_What the exercise asks:_ The records below need retyping in full; give them again exactly.

* * *

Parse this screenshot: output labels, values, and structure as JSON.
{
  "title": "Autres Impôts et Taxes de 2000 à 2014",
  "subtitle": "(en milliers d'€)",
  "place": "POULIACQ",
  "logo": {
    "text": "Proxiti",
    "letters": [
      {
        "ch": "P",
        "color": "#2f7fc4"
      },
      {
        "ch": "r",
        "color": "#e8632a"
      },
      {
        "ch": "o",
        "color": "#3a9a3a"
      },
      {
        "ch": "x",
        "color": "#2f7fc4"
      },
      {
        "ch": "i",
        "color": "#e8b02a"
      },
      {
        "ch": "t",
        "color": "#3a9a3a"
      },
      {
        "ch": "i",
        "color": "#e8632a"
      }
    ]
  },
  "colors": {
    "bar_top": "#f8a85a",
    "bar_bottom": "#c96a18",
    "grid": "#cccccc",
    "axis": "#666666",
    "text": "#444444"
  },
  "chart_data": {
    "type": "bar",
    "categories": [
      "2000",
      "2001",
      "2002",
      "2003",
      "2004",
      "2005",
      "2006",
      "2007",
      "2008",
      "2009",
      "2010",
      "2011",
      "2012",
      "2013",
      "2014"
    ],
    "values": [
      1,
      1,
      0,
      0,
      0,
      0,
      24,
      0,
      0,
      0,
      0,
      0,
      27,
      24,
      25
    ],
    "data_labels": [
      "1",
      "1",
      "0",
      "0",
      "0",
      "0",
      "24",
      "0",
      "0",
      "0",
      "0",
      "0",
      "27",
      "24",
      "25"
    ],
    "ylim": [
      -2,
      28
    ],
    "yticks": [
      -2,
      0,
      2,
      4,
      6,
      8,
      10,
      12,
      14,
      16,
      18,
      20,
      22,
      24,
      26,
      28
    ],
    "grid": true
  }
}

* * *

_Expected answer:_
Parse this screenshot: output labels, values, and structure as JSON.
{
  "title": "Autres Impôts et Taxes de 2000 à 2014",
  "subtitle": "(en milliers d'€)",
  "place": "POULIACQ",
  "logo": {
    "text": "Proxiti",
    "letters": [
      {
        "ch": "P",
        "color": "#2f7fc4"
      },
      {
        "ch": "r",
        "color": "#e8632a"
      },
      {
        "ch": "o",
        "color": "#3a9a3a"
      },
      {
        "ch": "x",
        "color": "#2f7fc4"
      },
      {
        "ch": "i",
        "color": "#e8b02a"
      },
      {
        "ch": "t",
        "color": "#3a9a3a"
      },
      {
        "ch": "i",
        "color": "#e8632a"
      }
    ]
  },
  "colors": {
    "bar_top": "#f8a85a",
    "bar_bottom": "#c96a18",
    "grid": "#cccccc",
    "axis": "#666666",
    "text": "#444444"
  },
  "chart_data": {
    "type": "bar",
    "categories": [
      "2000",
      "2001",
      "2002",
      "2003",
      "2004",
      "2005",
      "2006",
      "2007",
      "2008",
      "2009",
      "2010",
      "2011",
      "2012",
      "2013",
      "2014"
    ],
    "values": [
      1,
      1,
      0,
      0,
      0,
      0,
      24,
      0,
      0,
      0,
      0,
      0,
      27,
      24,
      25
    ],
    "data_labels": [
      "1",
      "1",
      "0",
      "0",
      "0",
      "0",
      "24",
      "0",
      "0",
      "0",
      "0",
      "0",
      "27",
      "24",
      "25"
    ],
    "ylim": [
      -2,
      28
    ],
    "yticks": [
      -2,
      0,
      2,
      4,
      6,
      8,
      10,
      12,
      14,
      16,
      18,
      20,
      22,
      24,
      26,
      28
    ],
    "grid": true
  }
}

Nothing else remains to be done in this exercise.